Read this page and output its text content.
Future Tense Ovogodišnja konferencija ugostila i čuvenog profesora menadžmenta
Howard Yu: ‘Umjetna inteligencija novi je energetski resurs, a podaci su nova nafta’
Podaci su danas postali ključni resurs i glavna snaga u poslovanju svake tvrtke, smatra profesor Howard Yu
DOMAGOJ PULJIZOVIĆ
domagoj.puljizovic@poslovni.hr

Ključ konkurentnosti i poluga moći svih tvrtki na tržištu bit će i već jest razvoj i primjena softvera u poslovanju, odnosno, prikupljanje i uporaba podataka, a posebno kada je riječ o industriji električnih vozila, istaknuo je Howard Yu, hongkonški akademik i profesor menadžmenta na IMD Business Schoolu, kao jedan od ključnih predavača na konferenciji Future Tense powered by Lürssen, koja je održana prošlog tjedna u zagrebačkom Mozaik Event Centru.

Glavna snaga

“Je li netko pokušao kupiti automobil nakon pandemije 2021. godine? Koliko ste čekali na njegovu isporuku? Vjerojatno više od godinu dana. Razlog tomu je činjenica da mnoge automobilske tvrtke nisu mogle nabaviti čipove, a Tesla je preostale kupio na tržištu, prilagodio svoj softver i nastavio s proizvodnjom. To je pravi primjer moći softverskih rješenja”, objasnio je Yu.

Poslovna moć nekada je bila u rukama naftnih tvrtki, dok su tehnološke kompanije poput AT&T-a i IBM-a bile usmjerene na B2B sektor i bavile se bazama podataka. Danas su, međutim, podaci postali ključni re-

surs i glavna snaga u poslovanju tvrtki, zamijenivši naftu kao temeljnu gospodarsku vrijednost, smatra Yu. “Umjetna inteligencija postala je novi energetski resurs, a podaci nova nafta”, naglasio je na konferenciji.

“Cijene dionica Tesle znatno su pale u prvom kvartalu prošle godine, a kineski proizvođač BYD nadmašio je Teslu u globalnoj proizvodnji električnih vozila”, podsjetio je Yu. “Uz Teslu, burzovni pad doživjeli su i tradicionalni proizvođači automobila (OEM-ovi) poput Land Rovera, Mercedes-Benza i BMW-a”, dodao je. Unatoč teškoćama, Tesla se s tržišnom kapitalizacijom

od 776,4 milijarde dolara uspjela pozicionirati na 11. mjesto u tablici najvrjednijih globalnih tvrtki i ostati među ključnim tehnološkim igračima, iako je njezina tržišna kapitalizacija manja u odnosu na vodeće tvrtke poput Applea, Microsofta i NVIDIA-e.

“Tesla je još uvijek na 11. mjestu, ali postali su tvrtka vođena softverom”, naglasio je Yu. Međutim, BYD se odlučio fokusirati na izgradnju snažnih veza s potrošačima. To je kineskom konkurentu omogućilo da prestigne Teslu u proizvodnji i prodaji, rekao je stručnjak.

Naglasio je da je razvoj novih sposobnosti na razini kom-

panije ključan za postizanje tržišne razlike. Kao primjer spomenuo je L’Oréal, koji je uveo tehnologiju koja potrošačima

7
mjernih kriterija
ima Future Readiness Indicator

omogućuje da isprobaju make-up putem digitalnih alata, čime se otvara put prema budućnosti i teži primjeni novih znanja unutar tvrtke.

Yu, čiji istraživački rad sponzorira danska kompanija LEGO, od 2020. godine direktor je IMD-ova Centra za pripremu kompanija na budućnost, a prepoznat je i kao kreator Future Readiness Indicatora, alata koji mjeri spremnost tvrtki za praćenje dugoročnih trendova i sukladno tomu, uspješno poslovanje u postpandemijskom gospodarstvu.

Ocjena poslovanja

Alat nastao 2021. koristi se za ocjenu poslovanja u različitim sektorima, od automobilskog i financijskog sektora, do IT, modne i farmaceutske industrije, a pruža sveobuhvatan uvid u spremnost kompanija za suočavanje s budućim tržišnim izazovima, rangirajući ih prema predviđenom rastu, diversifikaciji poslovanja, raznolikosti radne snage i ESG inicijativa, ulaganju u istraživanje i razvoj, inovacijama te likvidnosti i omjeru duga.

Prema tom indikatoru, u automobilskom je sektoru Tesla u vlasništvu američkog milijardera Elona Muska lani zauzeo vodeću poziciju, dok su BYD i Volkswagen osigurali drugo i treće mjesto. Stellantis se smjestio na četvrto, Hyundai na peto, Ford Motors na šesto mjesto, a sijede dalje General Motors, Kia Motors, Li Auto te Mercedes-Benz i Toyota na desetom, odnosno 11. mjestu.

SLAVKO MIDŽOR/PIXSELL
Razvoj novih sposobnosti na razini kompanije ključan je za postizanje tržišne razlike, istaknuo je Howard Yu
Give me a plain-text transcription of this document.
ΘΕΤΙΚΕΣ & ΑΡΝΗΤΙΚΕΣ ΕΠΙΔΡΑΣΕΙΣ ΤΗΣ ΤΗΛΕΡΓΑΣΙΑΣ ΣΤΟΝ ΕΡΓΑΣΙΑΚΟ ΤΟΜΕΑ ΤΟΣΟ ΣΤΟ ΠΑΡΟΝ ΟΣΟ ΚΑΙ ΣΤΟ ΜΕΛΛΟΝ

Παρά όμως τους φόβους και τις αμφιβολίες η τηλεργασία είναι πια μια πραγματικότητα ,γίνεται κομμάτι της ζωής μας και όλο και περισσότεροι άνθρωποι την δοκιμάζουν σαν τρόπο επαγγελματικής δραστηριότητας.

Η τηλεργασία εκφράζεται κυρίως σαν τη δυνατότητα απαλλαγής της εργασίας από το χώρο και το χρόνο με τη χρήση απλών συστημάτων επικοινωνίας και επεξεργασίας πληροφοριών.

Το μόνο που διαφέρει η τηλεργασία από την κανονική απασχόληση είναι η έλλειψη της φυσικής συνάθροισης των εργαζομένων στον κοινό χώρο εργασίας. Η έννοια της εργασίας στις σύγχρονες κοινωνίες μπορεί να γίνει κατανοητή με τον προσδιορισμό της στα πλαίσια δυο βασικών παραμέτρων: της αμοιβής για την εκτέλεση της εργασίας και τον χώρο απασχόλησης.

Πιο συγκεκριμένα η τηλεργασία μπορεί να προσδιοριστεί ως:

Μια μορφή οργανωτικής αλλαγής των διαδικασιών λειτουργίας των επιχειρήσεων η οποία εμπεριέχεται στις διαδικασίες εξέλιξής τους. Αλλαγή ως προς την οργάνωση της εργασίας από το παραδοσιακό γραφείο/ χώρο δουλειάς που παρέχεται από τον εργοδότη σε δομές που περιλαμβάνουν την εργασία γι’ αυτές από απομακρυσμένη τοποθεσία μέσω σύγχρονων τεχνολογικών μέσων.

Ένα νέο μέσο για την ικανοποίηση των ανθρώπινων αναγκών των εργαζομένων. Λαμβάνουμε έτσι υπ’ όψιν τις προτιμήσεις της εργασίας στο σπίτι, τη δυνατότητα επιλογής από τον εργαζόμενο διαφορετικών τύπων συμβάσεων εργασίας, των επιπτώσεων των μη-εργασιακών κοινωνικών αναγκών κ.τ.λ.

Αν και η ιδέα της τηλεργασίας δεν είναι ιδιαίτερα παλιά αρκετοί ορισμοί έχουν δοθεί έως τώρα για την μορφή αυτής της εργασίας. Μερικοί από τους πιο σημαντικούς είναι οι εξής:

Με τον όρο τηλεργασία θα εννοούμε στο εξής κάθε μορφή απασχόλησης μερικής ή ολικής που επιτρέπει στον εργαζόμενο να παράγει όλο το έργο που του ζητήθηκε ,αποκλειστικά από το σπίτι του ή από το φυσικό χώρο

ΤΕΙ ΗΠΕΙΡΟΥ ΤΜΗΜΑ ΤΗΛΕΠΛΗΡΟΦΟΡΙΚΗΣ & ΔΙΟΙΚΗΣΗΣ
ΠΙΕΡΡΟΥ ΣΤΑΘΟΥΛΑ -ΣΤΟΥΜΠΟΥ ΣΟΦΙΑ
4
───
--- WHAT YOU ARE ASKED TO DO ---
Each line that holds the word "primjer" is to be copied.

--- SOLUTION TO THE EXERCISE ---
“Je li netko pokušao kupiti automobil nakon pandemije 2021. godine? Koliko ste čekali na njegovu isporuku? Vjerojatno više od godinu dana. Razlog tomu je činjenica da mnoge automobilske tvrtke nisu mogle nabaviti čipove, a Tesla je preostale kupio na tržištu, prilagodio svoj softver i nastavio s proizvodnjom. To je pravi primjer moći softverskih rješenja”, objasnio je Yu.
panije ključan za postizanje tržišne razlike. Kao primjer spomenuo je L’Oréal, koji je uveo tehnologiju koja potrošačima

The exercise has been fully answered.